[BEGIN]

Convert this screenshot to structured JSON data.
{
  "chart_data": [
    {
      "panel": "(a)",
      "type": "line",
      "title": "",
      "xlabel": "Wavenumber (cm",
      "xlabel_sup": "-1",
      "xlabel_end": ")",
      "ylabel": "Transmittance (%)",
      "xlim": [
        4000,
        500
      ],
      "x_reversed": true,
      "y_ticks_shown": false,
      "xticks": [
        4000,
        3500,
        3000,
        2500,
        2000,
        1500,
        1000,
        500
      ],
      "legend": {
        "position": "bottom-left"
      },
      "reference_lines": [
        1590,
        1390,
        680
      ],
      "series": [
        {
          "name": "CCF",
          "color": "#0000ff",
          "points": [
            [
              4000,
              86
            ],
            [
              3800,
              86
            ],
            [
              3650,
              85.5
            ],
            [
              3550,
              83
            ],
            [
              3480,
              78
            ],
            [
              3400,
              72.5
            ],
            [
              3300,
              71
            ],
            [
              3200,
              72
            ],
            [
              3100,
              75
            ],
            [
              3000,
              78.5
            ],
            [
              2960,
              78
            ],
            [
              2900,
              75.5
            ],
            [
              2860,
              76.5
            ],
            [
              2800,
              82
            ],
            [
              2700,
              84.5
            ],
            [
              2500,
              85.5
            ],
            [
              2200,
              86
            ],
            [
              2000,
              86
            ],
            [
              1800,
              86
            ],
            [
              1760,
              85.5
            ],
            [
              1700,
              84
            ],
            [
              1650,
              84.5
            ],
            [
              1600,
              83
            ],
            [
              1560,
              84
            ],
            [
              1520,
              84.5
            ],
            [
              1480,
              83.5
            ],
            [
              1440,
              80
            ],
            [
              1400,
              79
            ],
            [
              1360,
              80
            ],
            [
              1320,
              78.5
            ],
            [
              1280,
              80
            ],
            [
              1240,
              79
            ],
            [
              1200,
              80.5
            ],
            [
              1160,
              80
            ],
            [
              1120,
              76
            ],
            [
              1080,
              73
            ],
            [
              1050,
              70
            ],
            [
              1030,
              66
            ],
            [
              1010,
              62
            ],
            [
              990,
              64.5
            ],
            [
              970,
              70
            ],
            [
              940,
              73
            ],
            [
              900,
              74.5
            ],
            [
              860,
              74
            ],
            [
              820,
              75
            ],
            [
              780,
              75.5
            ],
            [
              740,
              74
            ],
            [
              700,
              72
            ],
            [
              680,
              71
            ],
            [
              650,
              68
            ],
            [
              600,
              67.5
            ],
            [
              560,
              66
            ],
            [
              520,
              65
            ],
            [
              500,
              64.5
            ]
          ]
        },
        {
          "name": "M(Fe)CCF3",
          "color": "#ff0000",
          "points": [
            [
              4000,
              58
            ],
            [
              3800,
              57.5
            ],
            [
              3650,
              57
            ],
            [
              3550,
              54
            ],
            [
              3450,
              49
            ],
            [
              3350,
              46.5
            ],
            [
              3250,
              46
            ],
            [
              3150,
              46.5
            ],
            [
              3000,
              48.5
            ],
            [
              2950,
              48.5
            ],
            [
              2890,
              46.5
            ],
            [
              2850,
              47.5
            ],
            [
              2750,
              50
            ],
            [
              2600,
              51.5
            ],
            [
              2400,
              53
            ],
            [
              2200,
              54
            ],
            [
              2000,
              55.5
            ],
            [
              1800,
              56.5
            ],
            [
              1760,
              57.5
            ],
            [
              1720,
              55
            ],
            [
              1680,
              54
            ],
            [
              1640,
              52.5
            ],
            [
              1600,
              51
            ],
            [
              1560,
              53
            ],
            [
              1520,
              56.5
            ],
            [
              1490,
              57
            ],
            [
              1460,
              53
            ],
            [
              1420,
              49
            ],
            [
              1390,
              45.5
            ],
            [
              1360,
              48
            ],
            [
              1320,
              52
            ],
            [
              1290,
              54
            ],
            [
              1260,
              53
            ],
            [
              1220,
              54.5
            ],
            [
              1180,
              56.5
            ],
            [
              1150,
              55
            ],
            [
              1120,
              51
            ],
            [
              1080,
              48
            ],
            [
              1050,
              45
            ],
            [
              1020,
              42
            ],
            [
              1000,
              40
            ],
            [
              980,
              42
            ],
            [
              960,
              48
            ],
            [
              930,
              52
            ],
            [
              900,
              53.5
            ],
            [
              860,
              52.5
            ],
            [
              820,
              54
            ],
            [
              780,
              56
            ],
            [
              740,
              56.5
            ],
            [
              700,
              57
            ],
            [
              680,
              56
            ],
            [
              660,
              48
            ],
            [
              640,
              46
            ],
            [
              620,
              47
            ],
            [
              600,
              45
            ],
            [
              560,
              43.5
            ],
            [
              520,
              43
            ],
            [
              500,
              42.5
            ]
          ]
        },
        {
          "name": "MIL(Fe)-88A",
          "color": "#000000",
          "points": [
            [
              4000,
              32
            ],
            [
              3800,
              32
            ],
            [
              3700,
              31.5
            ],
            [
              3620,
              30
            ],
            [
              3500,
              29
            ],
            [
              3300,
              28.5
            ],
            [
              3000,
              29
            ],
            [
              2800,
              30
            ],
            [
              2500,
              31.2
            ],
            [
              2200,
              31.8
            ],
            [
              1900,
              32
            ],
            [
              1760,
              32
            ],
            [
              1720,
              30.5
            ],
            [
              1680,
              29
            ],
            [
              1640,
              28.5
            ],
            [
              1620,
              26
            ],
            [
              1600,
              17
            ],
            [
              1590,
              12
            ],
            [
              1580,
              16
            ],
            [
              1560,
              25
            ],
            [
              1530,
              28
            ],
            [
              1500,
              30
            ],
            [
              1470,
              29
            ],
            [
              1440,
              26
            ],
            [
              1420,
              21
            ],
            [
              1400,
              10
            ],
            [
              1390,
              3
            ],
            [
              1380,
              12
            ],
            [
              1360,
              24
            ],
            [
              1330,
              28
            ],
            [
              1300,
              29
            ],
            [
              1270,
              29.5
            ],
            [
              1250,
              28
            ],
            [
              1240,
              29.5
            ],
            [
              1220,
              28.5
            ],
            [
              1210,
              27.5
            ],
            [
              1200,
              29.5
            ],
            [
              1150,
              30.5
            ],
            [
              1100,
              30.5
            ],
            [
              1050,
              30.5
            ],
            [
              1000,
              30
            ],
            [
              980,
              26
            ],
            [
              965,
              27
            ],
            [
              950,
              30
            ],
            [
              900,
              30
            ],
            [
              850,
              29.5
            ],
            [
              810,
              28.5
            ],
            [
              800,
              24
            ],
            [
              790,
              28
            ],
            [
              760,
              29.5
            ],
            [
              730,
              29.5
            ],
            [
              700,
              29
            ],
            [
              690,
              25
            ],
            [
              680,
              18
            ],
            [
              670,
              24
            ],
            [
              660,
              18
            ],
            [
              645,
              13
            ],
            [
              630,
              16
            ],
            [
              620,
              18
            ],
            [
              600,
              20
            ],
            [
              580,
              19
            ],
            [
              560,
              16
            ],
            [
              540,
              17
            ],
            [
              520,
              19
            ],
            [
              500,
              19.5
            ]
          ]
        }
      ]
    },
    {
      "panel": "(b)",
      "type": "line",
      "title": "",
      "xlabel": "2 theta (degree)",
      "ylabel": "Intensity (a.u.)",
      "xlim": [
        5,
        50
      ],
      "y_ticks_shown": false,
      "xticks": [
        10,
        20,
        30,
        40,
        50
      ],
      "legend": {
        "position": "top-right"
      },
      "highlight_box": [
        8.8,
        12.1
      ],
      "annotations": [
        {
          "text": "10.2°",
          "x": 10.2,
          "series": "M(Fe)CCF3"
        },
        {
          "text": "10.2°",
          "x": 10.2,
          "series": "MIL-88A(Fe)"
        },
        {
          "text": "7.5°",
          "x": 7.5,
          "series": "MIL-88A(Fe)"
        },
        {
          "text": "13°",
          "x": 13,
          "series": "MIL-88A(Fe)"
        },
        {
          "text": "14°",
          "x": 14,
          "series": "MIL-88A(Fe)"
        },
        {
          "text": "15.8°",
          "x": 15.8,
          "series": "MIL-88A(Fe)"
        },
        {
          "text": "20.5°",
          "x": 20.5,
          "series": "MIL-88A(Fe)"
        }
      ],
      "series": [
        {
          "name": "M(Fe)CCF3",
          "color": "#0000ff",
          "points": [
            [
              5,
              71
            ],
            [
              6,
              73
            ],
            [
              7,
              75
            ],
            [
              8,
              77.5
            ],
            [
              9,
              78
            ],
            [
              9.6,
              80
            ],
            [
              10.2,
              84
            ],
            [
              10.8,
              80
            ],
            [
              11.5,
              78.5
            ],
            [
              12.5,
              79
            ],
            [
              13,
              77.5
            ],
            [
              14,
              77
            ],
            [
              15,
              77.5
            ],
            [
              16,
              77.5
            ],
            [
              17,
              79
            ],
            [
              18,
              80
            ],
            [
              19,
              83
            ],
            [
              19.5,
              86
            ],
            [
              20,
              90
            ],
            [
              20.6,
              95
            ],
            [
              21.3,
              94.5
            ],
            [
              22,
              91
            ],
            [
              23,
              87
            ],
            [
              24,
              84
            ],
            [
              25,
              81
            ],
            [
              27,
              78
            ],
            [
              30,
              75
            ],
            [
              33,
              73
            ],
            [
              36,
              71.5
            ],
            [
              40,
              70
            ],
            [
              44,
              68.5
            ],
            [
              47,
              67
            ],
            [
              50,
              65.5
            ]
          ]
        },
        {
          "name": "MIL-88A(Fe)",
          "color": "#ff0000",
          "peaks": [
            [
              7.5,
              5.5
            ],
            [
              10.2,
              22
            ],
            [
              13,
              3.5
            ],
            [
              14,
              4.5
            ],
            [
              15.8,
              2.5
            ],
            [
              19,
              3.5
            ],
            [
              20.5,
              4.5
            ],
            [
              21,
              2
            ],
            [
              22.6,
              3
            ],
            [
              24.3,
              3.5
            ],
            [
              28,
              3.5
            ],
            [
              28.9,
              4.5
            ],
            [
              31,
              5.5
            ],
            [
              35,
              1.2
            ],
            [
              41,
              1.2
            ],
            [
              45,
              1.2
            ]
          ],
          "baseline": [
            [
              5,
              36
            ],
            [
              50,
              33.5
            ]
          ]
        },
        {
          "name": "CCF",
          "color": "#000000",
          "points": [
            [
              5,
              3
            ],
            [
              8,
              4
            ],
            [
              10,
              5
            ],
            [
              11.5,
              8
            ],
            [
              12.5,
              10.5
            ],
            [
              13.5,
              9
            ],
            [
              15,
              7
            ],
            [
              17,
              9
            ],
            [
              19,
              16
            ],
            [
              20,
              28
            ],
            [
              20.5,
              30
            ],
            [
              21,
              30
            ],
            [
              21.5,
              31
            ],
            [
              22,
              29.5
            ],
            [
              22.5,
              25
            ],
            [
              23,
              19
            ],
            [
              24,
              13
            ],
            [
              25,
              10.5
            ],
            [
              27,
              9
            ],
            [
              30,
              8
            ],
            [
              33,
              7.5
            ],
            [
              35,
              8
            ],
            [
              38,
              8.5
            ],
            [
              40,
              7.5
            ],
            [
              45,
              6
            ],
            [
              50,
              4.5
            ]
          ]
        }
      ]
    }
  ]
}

[END]

Copy every line from the entries that contains the word "ylabel".

**Exercise output:**
      "ylabel": "Transmittance (%)",
      "ylabel": "Intensity (a.u.)",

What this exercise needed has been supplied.